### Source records
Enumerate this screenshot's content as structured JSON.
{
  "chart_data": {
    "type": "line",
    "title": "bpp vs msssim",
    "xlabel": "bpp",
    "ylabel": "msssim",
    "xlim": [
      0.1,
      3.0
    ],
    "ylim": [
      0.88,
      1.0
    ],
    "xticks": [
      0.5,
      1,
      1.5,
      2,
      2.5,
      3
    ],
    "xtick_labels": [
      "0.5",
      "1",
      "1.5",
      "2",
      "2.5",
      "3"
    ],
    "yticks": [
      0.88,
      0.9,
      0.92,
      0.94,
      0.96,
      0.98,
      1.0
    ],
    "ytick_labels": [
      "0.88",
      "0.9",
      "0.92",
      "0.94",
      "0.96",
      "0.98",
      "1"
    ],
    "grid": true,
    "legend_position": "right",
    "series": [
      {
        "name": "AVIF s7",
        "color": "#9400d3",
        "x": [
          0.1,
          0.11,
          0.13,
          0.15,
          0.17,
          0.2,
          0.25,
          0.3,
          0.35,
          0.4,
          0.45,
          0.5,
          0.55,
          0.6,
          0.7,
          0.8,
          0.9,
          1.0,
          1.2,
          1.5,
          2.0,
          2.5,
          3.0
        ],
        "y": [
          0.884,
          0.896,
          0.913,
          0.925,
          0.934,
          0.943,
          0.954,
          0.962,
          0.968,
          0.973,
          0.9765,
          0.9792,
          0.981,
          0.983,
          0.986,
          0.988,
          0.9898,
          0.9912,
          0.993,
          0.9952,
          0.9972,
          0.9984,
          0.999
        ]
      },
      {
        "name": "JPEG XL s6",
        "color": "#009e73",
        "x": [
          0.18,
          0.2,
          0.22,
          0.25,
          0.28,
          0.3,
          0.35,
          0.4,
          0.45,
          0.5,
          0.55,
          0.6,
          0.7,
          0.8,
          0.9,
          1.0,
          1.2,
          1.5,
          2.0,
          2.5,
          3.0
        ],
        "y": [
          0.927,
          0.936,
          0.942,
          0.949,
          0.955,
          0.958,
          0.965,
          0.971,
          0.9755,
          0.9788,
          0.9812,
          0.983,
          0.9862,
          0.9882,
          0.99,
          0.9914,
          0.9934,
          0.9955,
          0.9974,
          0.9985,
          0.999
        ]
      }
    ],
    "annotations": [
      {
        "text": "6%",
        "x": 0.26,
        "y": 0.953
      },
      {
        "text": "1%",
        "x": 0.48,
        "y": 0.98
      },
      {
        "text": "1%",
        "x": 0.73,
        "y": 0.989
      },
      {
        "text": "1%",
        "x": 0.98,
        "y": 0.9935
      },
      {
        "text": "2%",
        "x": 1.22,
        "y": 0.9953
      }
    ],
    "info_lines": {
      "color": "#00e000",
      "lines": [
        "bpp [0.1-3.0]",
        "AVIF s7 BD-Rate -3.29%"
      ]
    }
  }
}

### GOAL OF THE EXERCISE
Gather each line holding the string "color".

### CORRECT RESULT
        "color": "#9400d3",
        "color": "#009e73",
      "color": "#00e000",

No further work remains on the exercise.